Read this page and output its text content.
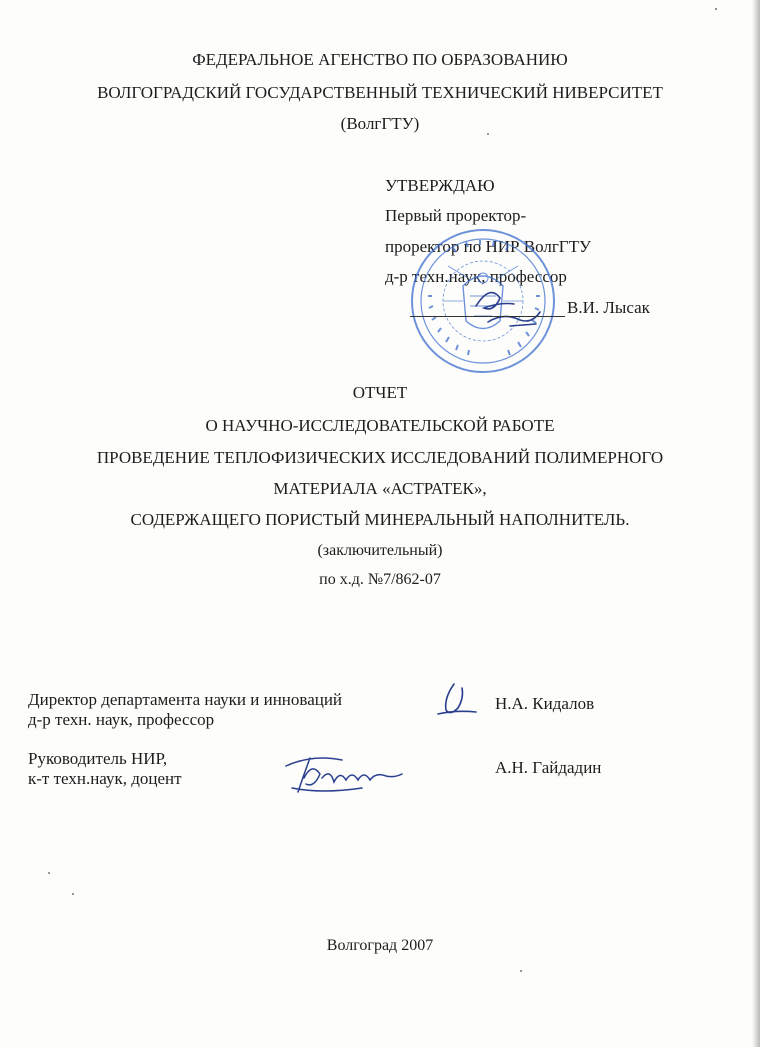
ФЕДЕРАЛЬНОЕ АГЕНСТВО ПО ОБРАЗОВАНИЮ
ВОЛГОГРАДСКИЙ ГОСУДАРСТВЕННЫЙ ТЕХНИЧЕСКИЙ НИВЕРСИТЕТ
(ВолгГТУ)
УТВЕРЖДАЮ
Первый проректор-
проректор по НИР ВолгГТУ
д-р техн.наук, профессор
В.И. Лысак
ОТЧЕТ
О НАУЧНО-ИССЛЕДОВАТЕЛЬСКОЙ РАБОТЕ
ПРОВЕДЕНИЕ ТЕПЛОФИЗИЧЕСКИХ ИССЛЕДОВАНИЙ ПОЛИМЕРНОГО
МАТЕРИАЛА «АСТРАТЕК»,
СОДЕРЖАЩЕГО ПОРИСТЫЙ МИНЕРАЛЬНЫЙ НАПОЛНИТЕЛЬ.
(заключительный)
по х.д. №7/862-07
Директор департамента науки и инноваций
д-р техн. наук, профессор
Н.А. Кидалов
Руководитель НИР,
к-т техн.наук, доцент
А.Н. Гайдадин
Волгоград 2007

= = = = = = =

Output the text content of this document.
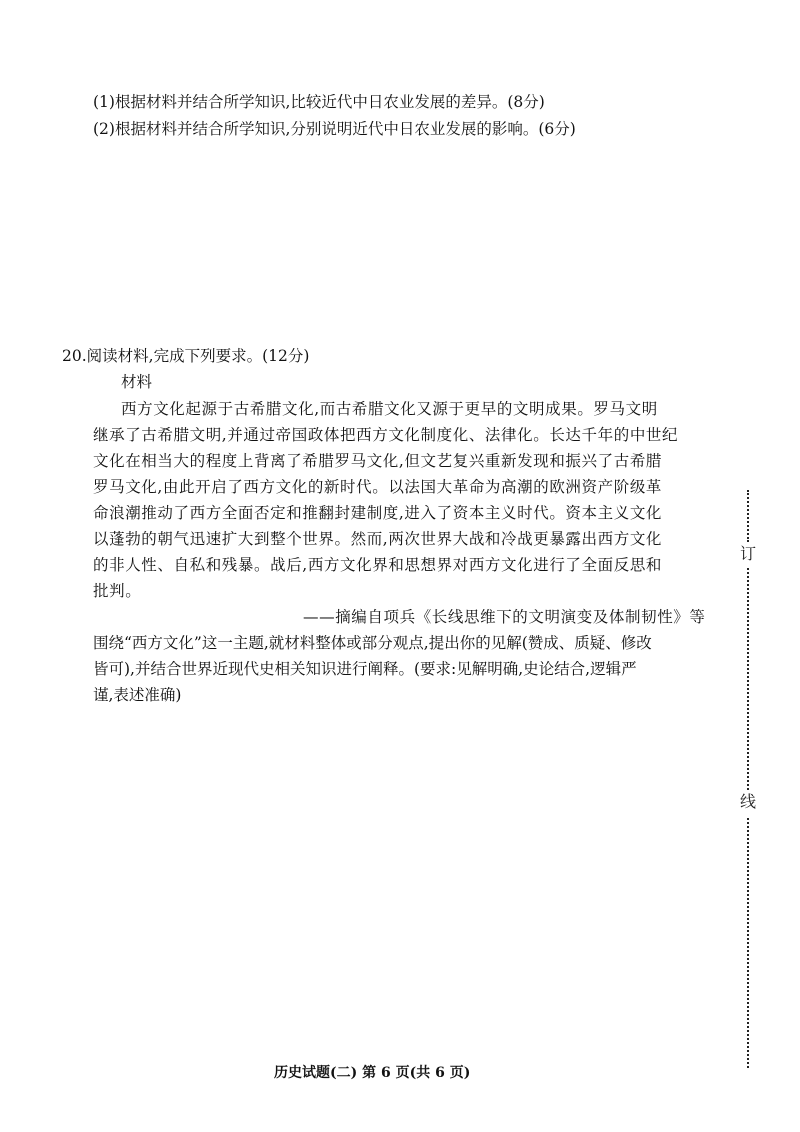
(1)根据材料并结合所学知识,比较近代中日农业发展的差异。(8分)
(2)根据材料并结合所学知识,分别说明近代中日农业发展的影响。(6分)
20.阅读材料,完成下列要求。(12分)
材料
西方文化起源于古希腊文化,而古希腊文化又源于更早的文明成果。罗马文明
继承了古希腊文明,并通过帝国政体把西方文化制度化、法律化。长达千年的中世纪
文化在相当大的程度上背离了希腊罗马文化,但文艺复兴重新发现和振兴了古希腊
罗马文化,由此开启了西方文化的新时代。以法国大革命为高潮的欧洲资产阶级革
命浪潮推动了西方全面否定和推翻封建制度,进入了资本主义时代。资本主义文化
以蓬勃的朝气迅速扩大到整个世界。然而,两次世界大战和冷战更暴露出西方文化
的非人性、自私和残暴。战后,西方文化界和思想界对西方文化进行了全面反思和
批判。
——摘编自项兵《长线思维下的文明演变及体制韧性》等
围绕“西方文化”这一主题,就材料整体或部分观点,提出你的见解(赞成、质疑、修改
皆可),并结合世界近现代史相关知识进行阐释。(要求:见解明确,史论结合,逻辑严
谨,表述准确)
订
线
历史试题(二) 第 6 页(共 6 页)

= = = = = = =

In the data above, count the lines where the word "content" appears; reply with the number only.

Reply to the exercise » 2